▸ **Exercise task**: Output all of the records exactly as written.

Stored data entries:
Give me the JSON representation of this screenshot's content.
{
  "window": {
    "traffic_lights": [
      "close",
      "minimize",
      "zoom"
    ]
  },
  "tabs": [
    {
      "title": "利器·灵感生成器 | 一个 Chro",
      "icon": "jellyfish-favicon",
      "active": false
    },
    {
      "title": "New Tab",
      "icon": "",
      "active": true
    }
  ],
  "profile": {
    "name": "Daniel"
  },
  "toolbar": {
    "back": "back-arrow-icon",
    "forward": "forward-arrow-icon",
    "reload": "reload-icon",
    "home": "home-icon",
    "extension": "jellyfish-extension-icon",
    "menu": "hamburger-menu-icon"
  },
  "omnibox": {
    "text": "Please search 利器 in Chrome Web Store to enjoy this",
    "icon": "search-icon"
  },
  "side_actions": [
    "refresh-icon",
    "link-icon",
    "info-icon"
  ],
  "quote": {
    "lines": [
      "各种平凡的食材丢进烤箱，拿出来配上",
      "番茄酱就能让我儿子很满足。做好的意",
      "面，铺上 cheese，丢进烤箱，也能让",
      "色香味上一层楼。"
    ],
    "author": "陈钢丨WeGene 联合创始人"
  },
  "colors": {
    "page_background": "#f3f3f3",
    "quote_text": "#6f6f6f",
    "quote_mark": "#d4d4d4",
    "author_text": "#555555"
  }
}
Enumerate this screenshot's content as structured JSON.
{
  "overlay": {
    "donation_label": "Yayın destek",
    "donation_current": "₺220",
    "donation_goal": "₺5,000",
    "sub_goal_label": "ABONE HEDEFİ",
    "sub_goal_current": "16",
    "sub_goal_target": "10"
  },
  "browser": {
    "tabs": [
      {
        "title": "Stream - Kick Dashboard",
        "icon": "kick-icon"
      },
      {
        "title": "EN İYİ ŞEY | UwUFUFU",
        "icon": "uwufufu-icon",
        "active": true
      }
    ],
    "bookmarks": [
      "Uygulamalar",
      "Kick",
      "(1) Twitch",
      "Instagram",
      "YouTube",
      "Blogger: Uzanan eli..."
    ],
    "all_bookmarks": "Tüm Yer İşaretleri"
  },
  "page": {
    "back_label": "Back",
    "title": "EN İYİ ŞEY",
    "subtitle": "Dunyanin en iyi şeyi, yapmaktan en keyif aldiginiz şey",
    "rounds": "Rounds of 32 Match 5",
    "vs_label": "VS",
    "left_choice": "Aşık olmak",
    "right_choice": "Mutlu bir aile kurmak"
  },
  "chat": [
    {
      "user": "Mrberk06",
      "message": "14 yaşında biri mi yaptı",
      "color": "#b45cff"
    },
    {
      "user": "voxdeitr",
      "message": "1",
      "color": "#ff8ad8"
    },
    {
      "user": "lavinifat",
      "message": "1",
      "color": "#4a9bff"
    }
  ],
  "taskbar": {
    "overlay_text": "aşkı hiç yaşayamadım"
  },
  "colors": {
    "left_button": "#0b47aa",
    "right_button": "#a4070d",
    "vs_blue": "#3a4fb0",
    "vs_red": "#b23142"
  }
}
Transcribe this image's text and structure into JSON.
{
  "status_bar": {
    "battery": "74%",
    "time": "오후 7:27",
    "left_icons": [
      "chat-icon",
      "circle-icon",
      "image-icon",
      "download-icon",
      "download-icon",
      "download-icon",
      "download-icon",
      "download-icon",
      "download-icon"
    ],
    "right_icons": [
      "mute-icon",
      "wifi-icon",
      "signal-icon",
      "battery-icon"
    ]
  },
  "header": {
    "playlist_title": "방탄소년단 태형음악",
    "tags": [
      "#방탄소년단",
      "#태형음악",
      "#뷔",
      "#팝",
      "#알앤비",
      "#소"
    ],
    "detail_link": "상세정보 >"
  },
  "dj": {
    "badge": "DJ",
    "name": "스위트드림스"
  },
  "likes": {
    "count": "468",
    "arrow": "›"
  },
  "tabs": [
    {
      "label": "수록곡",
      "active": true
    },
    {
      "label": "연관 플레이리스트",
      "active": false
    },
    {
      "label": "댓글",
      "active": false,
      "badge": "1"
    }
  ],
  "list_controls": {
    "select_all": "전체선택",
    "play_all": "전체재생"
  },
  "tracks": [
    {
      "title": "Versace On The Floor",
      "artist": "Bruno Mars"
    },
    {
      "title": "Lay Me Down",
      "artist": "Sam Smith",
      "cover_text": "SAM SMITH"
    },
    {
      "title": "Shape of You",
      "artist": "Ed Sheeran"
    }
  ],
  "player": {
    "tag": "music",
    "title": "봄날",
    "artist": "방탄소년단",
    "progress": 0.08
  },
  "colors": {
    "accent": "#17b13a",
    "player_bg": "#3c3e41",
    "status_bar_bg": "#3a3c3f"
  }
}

▸ **Final result**:
Give me the JSON representation of this screenshot's content.
{
  "window": {
    "traffic_lights": [
      "close",
      "minimize",
      "zoom"
    ]
  },
  "tabs": [
    {
      "title": "利器·灵感生成器 | 一个 Chro",
      "icon": "jellyfish-favicon",
      "active": false
    },
    {
      "title": "New Tab",
      "icon": "",
      "active": true
    }
  ],
  "profile": {
    "name": "Daniel"
  },
  "toolbar": {
    "back": "back-arrow-icon",
    "forward": "forward-arrow-icon",
    "reload": "reload-icon",
    "home": "home-icon",
    "extension": "jellyfish-extension-icon",
    "menu": "hamburger-menu-icon"
  },
  "omnibox": {
    "text": "Please search 利器 in Chrome Web Store to enjoy this",
    "icon": "search-icon"
  },
  "side_actions": [
    "refresh-icon",
    "link-icon",
    "info-icon"
  ],
  "quote": {
    "lines": [
      "各种平凡的食材丢进烤箱，拿出来配上",
      "番茄酱就能让我儿子很满足。做好的意",
      "面，铺上 cheese，丢进烤箱，也能让",
      "色香味上一层楼。"
    ],
    "author": "陈钢丨WeGene 联合创始人"
  },
  "colors": {
    "page_background": "#f3f3f3",
    "quote_text": "#6f6f6f",
    "quote_mark": "#d4d4d4",
    "author_text": "#555555"
  }
}
Enumerate this screenshot's content as structured JSON.
{
  "overlay": {
    "donation_label": "Yayın destek",
    "donation_current": "₺220",
    "donation_goal": "₺5,000",
    "sub_goal_label": "ABONE HEDEFİ",
    "sub_goal_current": "16",
    "sub_goal_target": "10"
  },
  "browser": {
    "tabs": [
      {
        "title": "Stream - Kick Dashboard",
        "icon": "kick-icon"
      },
      {
        "title": "EN İYİ ŞEY | UwUFUFU",
        "icon": "uwufufu-icon",
        "active": true
      }
    ],
    "bookmarks": [
      "Uygulamalar",
      "Kick",
      "(1) Twitch",
      "Instagram",
      "YouTube",
      "Blogger: Uzanan eli..."
    ],
    "all_bookmarks": "Tüm Yer İşaretleri"
  },
  "page": {
    "back_label": "Back",
    "title": "EN İYİ ŞEY",
    "subtitle": "Dunyanin en iyi şeyi, yapmaktan en keyif aldiginiz şey",
    "rounds": "Rounds of 32 Match 5",
    "vs_label": "VS",
    "left_choice": "Aşık olmak",
    "right_choice": "Mutlu bir aile kurmak"
  },
  "chat": [
    {
      "user": "Mrberk06",
      "message": "14 yaşında biri mi yaptı",
      "color": "#b45cff"
    },
    {
      "user": "voxdeitr",
      "message": "1",
      "color": "#ff8ad8"
    },
    {
      "user": "lavinifat",
      "message": "1",
      "color": "#4a9bff"
    }
  ],
  "taskbar": {
    "overlay_text": "aşkı hiç yaşayamadım"
  },
  "colors": {
    "left_button": "#0b47aa",
    "right_button": "#a4070d",
    "vs_blue": "#3a4fb0",
    "vs_red": "#b23142"
  }
}
Transcribe this image's text and structure into JSON.
{
  "status_bar": {
    "battery": "74%",
    "time": "오후 7:27",
    "left_icons": [
      "chat-icon",
      "circle-icon",
      "image-icon",
      "download-icon",
      "download-icon",
      "download-icon",
      "download-icon",
      "download-icon",
      "download-icon"
    ],
    "right_icons": [
      "mute-icon",
      "wifi-icon",
      "signal-icon",
      "battery-icon"
    ]
  },
  "header": {
    "playlist_title": "방탄소년단 태형음악",
    "tags": [
      "#방탄소년단",
      "#태형음악",
      "#뷔",
      "#팝",
      "#알앤비",
      "#소"
    ],
    "detail_link": "상세정보 >"
  },
  "dj": {
    "badge": "DJ",
    "name": "스위트드림스"
  },
  "likes": {
    "count": "468",
    "arrow": "›"
  },
  "tabs": [
    {
      "label": "수록곡",
      "active": true
    },
    {
      "label": "연관 플레이리스트",
      "active": false
    },
    {
      "label": "댓글",
      "active": false,
      "badge": "1"
    }
  ],
  "list_controls": {
    "select_all": "전체선택",
    "play_all": "전체재생"
  },
  "tracks": [
    {
      "title": "Versace On The Floor",
      "artist": "Bruno Mars"
    },
    {
      "title": "Lay Me Down",
      "artist": "Sam Smith",
      "cover_text": "SAM SMITH"
    },
    {
      "title": "Shape of You",
      "artist": "Ed Sheeran"
    }
  ],
  "player": {
    "tag": "music",
    "title": "봄날",
    "artist": "방탄소년단",
    "progress": 0.08
  },
  "colors": {
    "accent": "#17b13a",
    "player_bg": "#3c3e41",
    "status_bar_bg": "#3a3c3f"
  }
}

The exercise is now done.